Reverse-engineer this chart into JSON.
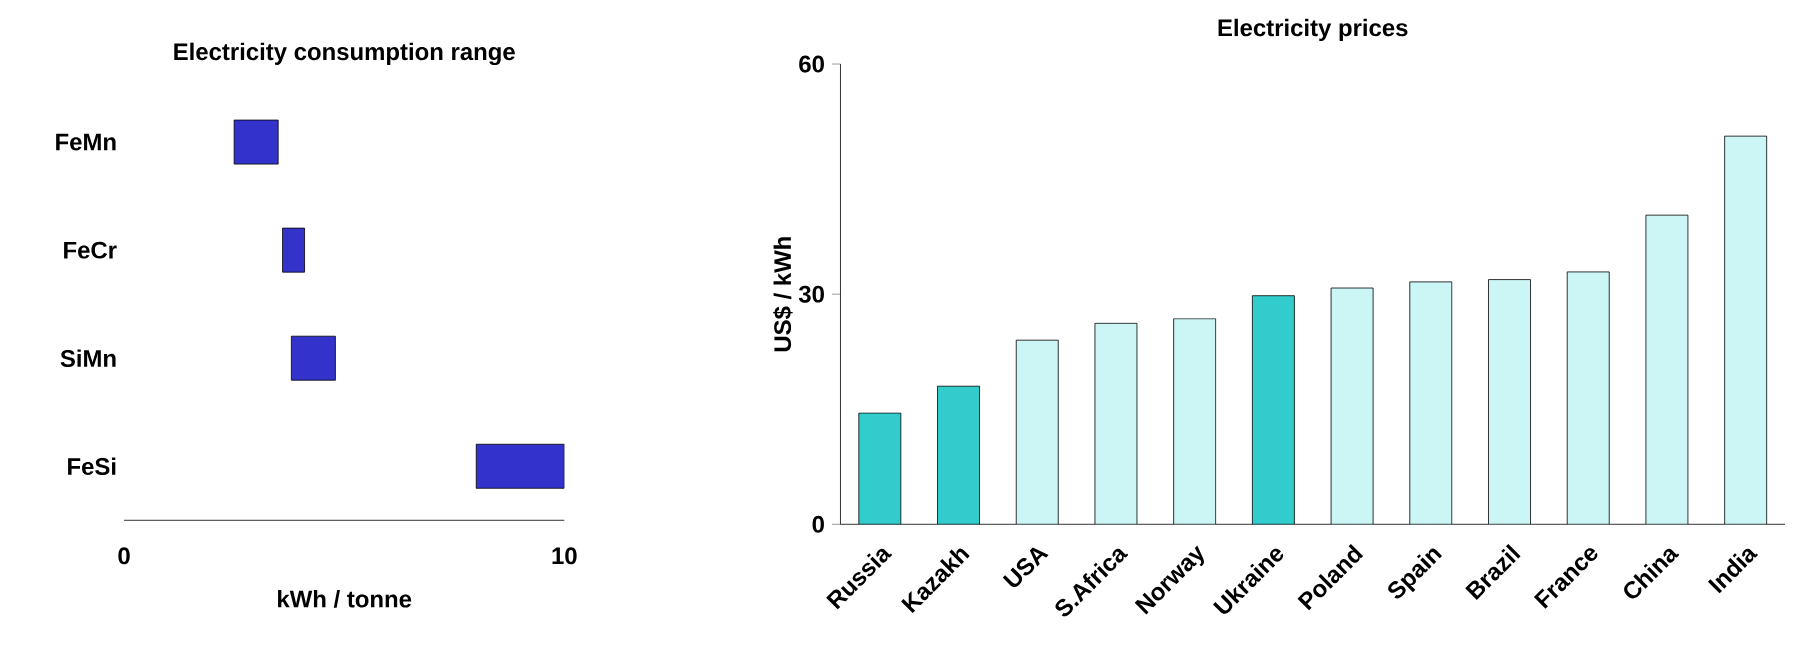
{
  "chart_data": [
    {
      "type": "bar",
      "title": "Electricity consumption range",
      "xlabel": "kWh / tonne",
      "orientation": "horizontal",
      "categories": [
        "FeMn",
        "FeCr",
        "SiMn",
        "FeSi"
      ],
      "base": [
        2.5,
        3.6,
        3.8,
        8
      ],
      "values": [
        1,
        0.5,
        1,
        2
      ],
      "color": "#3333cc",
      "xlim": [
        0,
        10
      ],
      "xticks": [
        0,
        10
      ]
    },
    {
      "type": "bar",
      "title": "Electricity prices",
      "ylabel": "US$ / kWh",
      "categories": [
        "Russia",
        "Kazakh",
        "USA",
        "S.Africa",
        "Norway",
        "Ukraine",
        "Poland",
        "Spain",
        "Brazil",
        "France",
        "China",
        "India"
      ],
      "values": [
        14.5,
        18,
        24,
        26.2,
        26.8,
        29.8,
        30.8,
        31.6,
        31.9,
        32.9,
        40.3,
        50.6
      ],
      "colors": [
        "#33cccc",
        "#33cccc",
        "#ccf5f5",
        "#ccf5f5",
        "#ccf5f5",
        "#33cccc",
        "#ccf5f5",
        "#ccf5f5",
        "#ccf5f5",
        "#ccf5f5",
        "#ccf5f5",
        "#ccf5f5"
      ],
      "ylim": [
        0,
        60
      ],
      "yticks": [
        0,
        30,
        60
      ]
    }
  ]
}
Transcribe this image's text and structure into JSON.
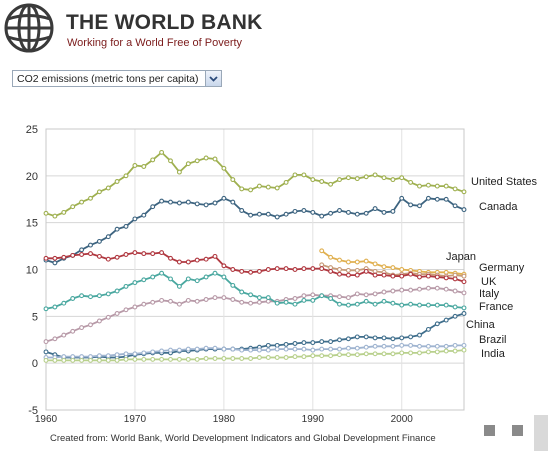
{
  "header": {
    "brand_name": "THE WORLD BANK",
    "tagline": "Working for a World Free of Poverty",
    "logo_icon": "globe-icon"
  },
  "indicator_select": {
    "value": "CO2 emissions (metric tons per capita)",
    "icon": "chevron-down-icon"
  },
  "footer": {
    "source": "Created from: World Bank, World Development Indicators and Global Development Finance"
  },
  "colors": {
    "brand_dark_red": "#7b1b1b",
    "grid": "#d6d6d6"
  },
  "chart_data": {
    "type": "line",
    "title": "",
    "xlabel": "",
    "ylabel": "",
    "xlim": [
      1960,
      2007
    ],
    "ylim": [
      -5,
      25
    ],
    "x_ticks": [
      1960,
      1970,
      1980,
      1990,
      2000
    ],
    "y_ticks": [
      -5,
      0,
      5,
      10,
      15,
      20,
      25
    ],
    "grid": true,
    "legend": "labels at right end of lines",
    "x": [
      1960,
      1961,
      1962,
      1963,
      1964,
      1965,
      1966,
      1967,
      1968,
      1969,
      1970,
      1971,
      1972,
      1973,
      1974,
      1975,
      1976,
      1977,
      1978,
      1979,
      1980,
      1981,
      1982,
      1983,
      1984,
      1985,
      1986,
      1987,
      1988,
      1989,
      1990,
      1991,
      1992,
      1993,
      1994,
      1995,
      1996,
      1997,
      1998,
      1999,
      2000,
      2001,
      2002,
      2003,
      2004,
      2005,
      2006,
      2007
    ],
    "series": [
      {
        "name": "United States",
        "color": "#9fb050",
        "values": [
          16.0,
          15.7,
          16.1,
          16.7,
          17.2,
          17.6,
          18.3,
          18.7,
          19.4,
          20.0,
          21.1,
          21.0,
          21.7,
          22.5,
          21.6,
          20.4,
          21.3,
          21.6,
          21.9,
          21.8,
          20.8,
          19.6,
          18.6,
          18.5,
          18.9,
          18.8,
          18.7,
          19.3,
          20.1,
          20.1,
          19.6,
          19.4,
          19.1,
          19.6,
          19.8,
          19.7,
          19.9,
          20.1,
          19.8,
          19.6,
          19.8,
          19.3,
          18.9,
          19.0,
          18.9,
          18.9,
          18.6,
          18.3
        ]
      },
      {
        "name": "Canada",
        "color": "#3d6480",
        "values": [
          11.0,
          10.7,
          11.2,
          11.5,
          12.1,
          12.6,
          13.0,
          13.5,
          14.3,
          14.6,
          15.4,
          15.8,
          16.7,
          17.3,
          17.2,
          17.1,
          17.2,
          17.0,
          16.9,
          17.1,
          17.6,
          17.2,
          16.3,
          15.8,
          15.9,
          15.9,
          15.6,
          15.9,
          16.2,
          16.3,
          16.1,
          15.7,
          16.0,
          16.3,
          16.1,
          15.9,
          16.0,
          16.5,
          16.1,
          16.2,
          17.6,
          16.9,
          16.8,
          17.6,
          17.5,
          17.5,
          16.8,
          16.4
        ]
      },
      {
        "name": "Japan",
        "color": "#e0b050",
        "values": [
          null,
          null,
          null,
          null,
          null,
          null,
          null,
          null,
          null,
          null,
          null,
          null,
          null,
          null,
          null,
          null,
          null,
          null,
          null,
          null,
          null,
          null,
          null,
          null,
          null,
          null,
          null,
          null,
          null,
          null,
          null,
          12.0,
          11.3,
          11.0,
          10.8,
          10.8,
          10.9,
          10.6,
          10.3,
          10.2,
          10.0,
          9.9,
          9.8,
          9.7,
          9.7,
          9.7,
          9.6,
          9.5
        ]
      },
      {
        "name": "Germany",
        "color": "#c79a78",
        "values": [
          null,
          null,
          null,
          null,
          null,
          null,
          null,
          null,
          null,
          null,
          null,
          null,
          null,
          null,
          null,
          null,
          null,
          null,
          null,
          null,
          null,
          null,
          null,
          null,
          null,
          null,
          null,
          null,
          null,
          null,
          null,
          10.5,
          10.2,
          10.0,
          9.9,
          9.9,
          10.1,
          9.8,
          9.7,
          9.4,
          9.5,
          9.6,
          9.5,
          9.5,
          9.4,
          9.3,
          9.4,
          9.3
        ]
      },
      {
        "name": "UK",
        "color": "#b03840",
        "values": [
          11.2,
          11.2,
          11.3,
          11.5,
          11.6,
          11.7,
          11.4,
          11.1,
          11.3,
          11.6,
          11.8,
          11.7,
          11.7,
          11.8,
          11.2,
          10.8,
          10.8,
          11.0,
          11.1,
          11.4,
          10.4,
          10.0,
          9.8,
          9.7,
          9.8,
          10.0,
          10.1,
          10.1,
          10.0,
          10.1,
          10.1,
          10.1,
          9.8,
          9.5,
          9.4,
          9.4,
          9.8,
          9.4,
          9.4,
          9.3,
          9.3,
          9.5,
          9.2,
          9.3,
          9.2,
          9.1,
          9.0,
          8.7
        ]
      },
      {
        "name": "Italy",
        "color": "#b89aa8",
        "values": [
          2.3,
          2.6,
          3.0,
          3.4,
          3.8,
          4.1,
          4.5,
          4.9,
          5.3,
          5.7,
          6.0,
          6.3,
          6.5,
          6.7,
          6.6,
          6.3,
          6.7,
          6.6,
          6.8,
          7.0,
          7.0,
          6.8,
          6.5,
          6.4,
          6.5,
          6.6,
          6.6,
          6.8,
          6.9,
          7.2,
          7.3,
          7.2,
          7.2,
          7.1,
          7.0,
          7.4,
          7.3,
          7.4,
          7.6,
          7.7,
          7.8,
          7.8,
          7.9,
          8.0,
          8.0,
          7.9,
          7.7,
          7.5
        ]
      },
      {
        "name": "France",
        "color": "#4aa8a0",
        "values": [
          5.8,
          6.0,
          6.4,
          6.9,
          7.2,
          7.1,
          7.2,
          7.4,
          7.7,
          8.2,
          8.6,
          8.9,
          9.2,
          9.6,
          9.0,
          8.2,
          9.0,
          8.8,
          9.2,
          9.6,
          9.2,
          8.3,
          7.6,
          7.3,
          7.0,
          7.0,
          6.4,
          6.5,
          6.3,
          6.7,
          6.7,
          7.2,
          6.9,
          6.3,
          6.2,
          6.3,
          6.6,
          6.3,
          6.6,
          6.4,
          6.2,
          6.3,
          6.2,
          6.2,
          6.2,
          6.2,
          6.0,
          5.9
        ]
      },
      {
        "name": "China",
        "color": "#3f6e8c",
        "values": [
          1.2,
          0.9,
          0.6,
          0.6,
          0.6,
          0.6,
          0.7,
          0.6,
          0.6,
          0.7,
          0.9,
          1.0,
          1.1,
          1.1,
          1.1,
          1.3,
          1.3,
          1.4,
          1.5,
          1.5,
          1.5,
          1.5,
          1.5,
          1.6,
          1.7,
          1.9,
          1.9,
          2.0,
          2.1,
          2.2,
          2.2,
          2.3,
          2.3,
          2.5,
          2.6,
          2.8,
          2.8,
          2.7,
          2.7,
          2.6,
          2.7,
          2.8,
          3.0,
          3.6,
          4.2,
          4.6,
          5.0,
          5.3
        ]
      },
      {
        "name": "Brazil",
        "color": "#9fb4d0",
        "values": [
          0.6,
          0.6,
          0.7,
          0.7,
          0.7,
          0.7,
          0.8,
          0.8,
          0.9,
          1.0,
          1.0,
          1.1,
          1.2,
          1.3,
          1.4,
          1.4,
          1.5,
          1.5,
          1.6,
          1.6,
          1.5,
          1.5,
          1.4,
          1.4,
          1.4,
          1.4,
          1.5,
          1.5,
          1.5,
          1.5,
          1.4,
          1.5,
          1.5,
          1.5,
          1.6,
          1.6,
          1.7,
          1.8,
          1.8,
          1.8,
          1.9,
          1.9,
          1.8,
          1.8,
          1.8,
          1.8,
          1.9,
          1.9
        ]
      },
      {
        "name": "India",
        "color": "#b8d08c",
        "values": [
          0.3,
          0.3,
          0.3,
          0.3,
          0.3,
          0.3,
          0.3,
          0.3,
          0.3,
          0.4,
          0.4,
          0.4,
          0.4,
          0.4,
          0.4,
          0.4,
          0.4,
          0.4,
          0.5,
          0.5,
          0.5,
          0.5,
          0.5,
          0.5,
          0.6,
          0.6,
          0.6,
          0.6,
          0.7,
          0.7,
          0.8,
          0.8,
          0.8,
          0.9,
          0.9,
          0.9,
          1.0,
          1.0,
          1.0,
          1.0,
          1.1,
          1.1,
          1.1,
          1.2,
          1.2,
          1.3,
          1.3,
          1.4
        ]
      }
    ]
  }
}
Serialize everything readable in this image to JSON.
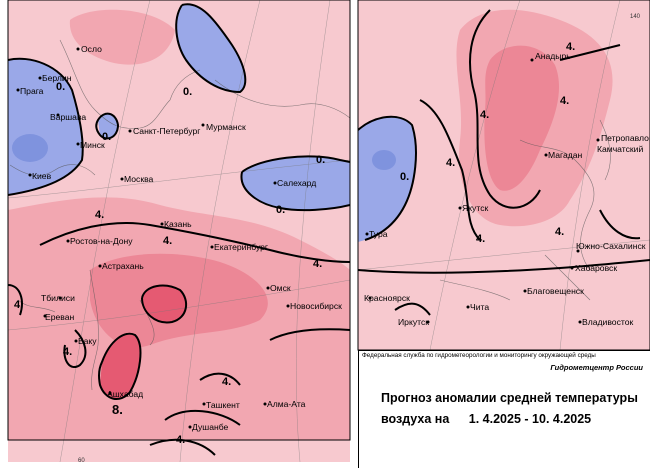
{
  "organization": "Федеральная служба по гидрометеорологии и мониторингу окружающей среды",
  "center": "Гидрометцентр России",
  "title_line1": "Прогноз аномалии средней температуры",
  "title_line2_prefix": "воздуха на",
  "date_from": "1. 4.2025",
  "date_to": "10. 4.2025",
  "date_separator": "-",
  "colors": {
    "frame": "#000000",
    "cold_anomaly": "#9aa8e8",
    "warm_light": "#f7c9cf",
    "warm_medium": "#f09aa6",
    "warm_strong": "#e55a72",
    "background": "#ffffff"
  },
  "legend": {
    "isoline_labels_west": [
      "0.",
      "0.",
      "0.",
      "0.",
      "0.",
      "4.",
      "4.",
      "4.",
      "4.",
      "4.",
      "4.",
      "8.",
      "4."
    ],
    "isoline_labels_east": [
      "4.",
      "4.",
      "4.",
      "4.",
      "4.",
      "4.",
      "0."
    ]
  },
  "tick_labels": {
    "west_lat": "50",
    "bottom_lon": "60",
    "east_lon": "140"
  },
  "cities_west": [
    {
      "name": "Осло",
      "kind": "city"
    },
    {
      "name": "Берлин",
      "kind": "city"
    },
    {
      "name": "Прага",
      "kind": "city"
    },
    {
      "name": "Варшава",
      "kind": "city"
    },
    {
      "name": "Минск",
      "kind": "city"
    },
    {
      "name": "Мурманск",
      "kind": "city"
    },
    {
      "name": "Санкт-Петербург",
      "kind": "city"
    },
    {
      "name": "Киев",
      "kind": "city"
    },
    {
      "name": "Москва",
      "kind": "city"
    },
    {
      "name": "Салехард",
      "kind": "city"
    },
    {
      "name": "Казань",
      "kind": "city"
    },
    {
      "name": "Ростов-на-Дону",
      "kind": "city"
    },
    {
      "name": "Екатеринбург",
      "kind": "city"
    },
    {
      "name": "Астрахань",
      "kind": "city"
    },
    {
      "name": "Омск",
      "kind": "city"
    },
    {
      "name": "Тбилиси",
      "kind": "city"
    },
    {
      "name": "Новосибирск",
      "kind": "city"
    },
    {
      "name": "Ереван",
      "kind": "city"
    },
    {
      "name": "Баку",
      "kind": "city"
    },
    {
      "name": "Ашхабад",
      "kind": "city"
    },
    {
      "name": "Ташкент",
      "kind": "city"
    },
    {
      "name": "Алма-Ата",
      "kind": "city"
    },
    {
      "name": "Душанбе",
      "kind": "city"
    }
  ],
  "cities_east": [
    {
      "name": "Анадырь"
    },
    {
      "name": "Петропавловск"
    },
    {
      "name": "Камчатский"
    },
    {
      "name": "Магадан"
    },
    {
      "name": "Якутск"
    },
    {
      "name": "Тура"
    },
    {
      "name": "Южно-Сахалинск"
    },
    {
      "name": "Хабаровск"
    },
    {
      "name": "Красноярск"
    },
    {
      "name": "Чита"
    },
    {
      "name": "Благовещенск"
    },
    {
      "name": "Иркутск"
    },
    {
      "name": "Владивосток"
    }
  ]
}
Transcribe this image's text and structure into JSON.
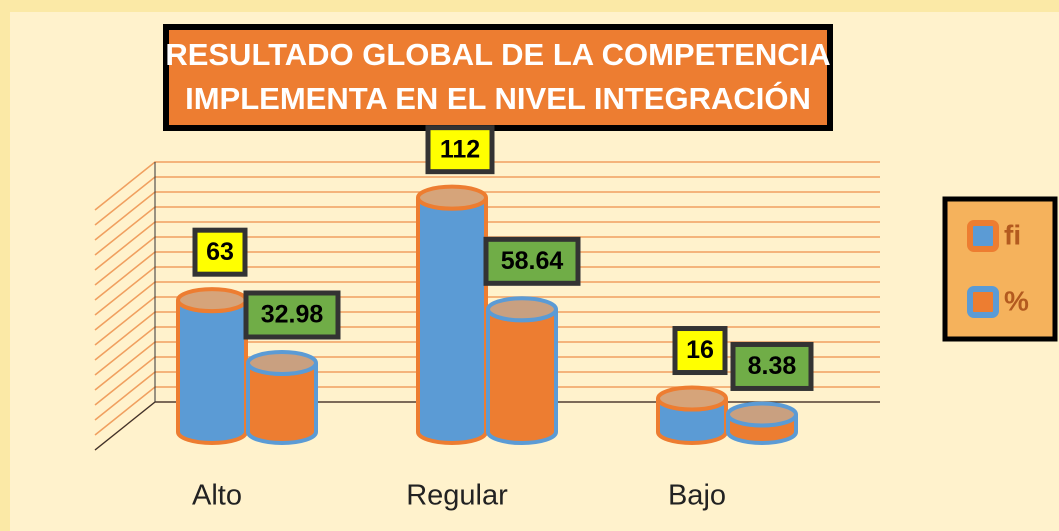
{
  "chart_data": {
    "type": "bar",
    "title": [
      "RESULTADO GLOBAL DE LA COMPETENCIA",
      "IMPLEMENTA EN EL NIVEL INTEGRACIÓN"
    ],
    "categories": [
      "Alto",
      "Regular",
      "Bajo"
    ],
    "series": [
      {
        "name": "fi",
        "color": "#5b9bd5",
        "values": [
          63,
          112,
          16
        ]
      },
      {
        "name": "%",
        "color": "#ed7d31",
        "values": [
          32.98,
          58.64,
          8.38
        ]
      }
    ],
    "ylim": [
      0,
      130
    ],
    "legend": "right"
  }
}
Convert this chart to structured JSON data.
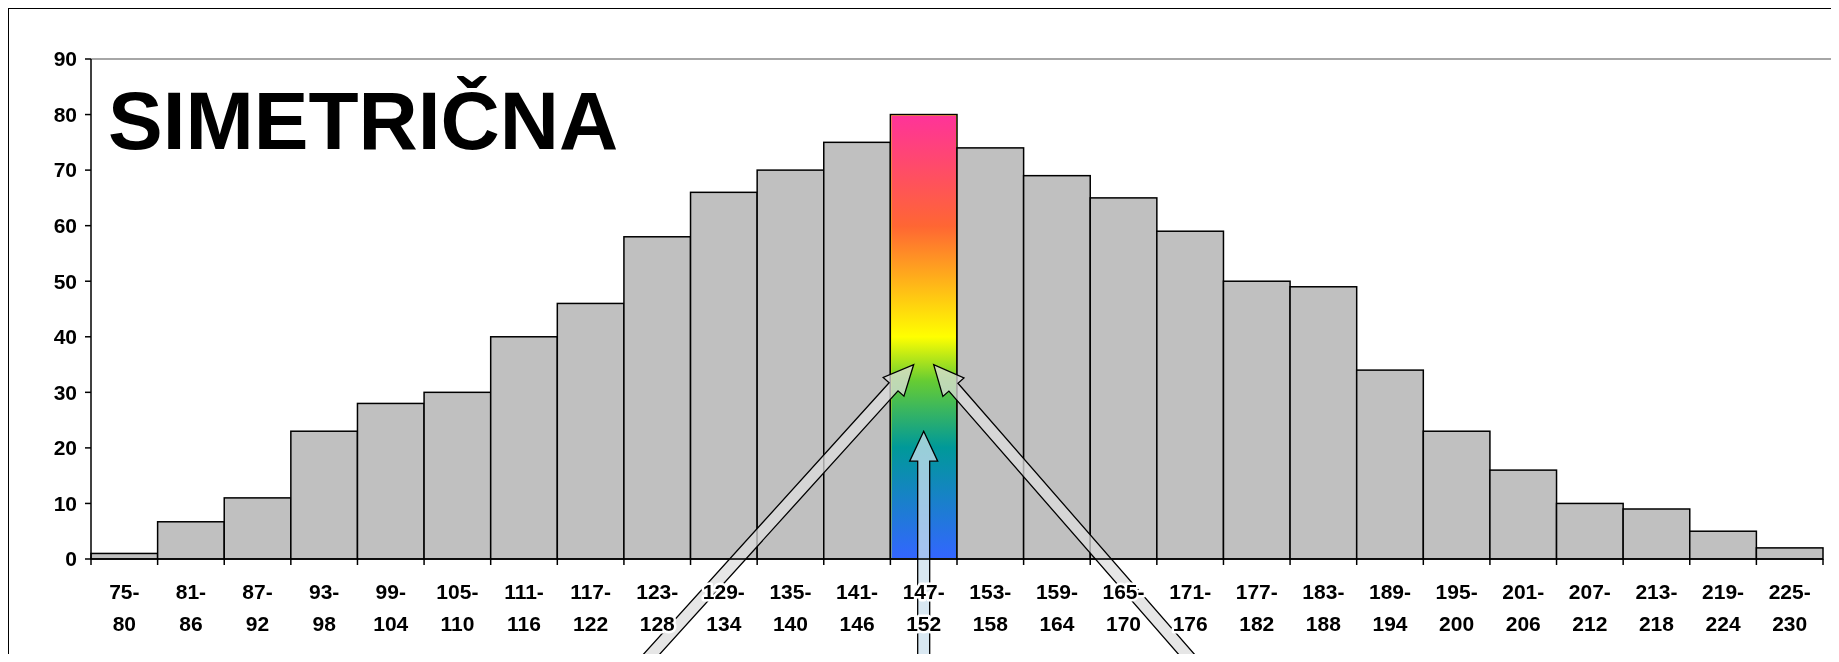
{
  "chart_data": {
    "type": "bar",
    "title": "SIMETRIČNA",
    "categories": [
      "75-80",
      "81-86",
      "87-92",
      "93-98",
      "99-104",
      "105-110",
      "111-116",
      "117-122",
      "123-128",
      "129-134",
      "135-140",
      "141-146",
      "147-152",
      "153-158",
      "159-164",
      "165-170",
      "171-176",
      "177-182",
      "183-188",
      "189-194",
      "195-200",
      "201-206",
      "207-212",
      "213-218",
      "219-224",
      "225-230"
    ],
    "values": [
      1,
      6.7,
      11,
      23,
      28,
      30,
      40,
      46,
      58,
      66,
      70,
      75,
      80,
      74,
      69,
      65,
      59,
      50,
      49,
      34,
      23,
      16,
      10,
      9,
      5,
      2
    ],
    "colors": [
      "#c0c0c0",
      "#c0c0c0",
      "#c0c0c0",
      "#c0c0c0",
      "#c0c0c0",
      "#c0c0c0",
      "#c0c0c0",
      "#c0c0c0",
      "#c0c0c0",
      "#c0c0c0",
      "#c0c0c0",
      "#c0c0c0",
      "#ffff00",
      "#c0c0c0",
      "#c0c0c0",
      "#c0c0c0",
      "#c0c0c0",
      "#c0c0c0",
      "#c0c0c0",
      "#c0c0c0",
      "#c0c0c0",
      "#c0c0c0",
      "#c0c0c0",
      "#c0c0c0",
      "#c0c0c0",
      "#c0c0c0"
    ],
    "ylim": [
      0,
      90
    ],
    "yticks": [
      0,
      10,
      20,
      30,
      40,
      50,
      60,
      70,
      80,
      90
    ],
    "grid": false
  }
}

THE EXERCISE:
Locate all lines holding the word "right", then copy them out.

EXERCISE RESULT:
    "legend": "labels at right end of lines",
    "legend": "right"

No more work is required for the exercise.